Part of a data file:
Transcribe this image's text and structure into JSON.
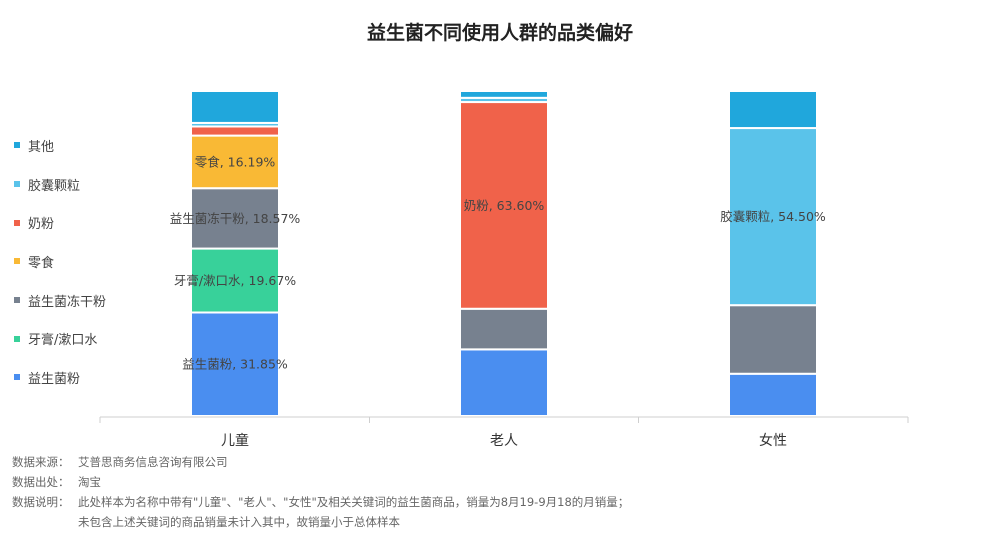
{
  "chart_data": {
    "type": "bar",
    "stacked": true,
    "normalized": true,
    "title": "益生菌不同使用人群的品类偏好",
    "categories": [
      "儿童",
      "老人",
      "女性"
    ],
    "series": [
      {
        "name": "益生菌粉",
        "color": "#4a8ef0",
        "values": [
          31.85,
          20.5,
          13.0
        ]
      },
      {
        "name": "牙膏/漱口水",
        "color": "#38d19a",
        "values": [
          19.67,
          0.0,
          0.0
        ]
      },
      {
        "name": "益生菌冻干粉",
        "color": "#77818f",
        "values": [
          18.57,
          12.5,
          21.1
        ]
      },
      {
        "name": "零食",
        "color": "#f9b935",
        "values": [
          16.19,
          0.0,
          0.0
        ]
      },
      {
        "name": "奶粉",
        "color": "#f0624a",
        "values": [
          2.8,
          63.6,
          0.0
        ]
      },
      {
        "name": "胶囊颗粒",
        "color": "#5ac3ea",
        "values": [
          1.1,
          1.3,
          54.5
        ]
      },
      {
        "name": "其他",
        "color": "#20a7dc",
        "values": [
          9.82,
          2.1,
          11.4
        ]
      }
    ],
    "data_labels": [
      {
        "category_index": 0,
        "series_index": 0,
        "text": "益生菌粉, 31.85%"
      },
      {
        "category_index": 0,
        "series_index": 1,
        "text": "牙膏/漱口水, 19.67%"
      },
      {
        "category_index": 0,
        "series_index": 2,
        "text": "益生菌冻干粉, 18.57%"
      },
      {
        "category_index": 0,
        "series_index": 3,
        "text": "零食, 16.19%"
      },
      {
        "category_index": 1,
        "series_index": 4,
        "text": "奶粉, 63.60%"
      },
      {
        "category_index": 2,
        "series_index": 5,
        "text": "胶囊颗粒, 54.50%"
      }
    ],
    "legend_order": [
      "其他",
      "胶囊颗粒",
      "奶粉",
      "零食",
      "益生菌冻干粉",
      "牙膏/漱口水",
      "益生菌粉"
    ],
    "legend_position": "left",
    "ylim": [
      0,
      100
    ],
    "grid": false
  },
  "notes": [
    {
      "label": "数据来源：",
      "text": "艾普思商务信息咨询有限公司"
    },
    {
      "label": "数据出处：",
      "text": "淘宝"
    },
    {
      "label": "数据说明：",
      "text": "此处样本为名称中带有\"儿童\"、\"老人\"、\"女性\"及相关关键词的益生菌商品，销量为8月19-9月18的月销量；"
    },
    {
      "label": "",
      "text": "未包含上述关键词的商品销量未计入其中，故销量小于总体样本"
    }
  ]
}
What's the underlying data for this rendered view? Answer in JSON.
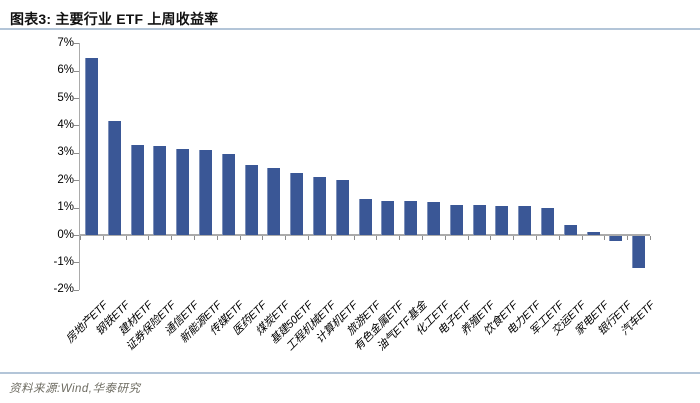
{
  "header": {
    "title": "图表3:  主要行业 ETF 上周收益率"
  },
  "footer": {
    "source": "资料来源:Wind,华泰研究"
  },
  "colors": {
    "bar": "#3A5796",
    "separator": "#B3C5D8",
    "axis_line": "#ABABAB",
    "tick": "#8C8C8C",
    "title_text": "#111111",
    "source_text": "#6E6C62"
  },
  "chart_data": {
    "type": "bar",
    "title": "主要行业 ETF 上周收益率",
    "categories": [
      "房地产ETF",
      "钢铁ETF",
      "建材ETF",
      "证券保险ETF",
      "通信ETF",
      "新能源ETF",
      "传媒ETF",
      "医药ETF",
      "煤炭ETF",
      "基建50ETF",
      "工程机械ETF",
      "计算机ETF",
      "旅游ETF",
      "有色金属ETF",
      "油气ETF基金",
      "化工ETF",
      "电子ETF",
      "养殖ETF",
      "饮食ETF",
      "电力ETF",
      "军工ETF",
      "交运ETF",
      "家电ETF",
      "银行ETF",
      "汽车ETF"
    ],
    "values": [
      6.45,
      4.15,
      3.3,
      3.25,
      3.15,
      3.1,
      2.95,
      2.55,
      2.45,
      2.25,
      2.1,
      2.0,
      1.3,
      1.25,
      1.25,
      1.2,
      1.1,
      1.1,
      1.05,
      1.05,
      1.0,
      0.35,
      0.1,
      -0.2,
      -1.15
    ],
    "xlabel": "",
    "ylabel": "",
    "ylim": [
      -2,
      7
    ],
    "ytick_step": 1,
    "ytick_labels": [
      "7%",
      "6%",
      "5%",
      "4%",
      "3%",
      "2%",
      "1%",
      "0%",
      "-1%",
      "-2%"
    ],
    "ytick_values": [
      7,
      6,
      5,
      4,
      3,
      2,
      1,
      0,
      -1,
      -2
    ],
    "grid": false,
    "legend": null,
    "bar_color": "#3A5796"
  }
}
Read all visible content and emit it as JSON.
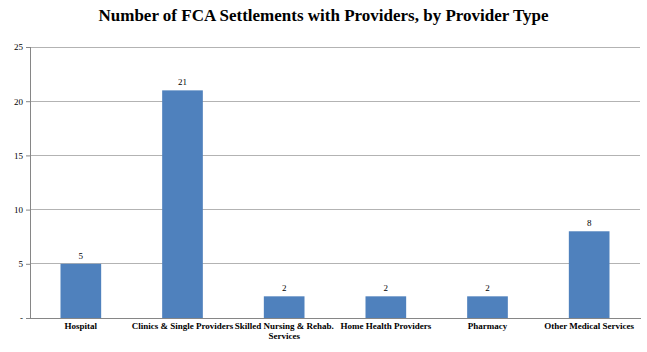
{
  "chart_data": {
    "type": "bar",
    "title": "Number of FCA Settlements with Providers, by Provider Type",
    "categories": [
      "Hospital",
      "Clinics & Single Providers",
      "Skilled Nursing & Rehab. Services",
      "Home Health Providers",
      "Pharmacy",
      "Other Medical Services"
    ],
    "values": [
      5,
      21,
      2,
      2,
      2,
      8
    ],
    "color": "#4f81bd",
    "ylim": [
      0,
      25
    ],
    "yticks": [
      {
        "value": 0,
        "label": "-"
      },
      5,
      10,
      15,
      20,
      25
    ],
    "grid": true,
    "data_labels": true
  }
}
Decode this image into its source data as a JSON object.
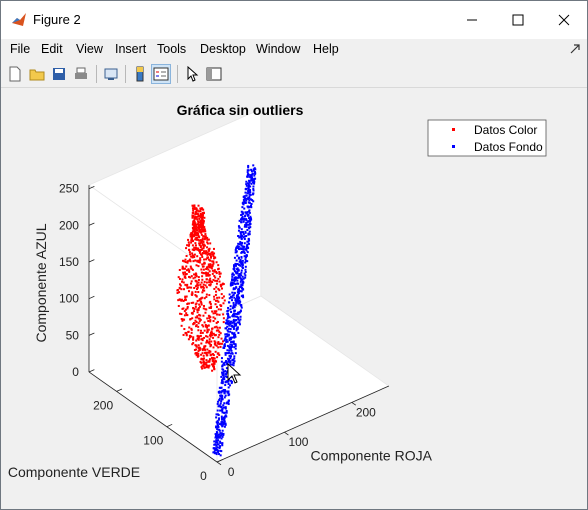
{
  "window": {
    "title": "Figure 2",
    "controls": {
      "minimize": "minimize",
      "maximize": "maximize",
      "close": "close"
    }
  },
  "menu": {
    "items": [
      "File",
      "Edit",
      "View",
      "Insert",
      "Tools",
      "Desktop",
      "Window",
      "Help"
    ]
  },
  "toolbar": {
    "buttons": [
      "new-figure-icon",
      "open-file-icon",
      "save-icon",
      "print-icon",
      "link-plot-icon",
      "colorbar-icon",
      "legend-icon",
      "pointer-icon",
      "property-inspector-icon"
    ]
  },
  "chart_data": {
    "type": "scatter",
    "projection": "3d",
    "title": "Gráfica sin outliers",
    "xlabel": "Componente ROJA",
    "ylabel": "Componente VERDE",
    "zlabel": "Componente AZUL",
    "xlim": [
      0,
      255
    ],
    "ylim": [
      0,
      255
    ],
    "zlim": [
      0,
      255
    ],
    "xticks": [
      "0",
      "100",
      "200"
    ],
    "yticks": [
      "0",
      "100",
      "200"
    ],
    "zticks": [
      "0",
      "50",
      "100",
      "150",
      "200",
      "250"
    ],
    "legend_position": "top-right",
    "series": [
      {
        "name": "Datos Color",
        "color": "#ff0000",
        "marker": "dot",
        "cluster": {
          "r_range": [
            10,
            120
          ],
          "g_range": [
            190,
            255
          ],
          "b_range": [
            0,
            250
          ]
        }
      },
      {
        "name": "Datos Fondo",
        "color": "#0000ff",
        "marker": "dot",
        "cluster": {
          "r_range": [
            0,
            180
          ],
          "g_range": [
            0,
            200
          ],
          "b_range": [
            20,
            255
          ]
        }
      }
    ]
  },
  "colors": {
    "axis_box": "#ffffff",
    "plot_bg": "#f0f0f0"
  }
}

=== WHAT YOU HAVE TO DO ===
Only the number is wanted: count the lines of the records that hold the word "上周收益率".

=== SOLUTION FOR THIS PROBLEM ===
2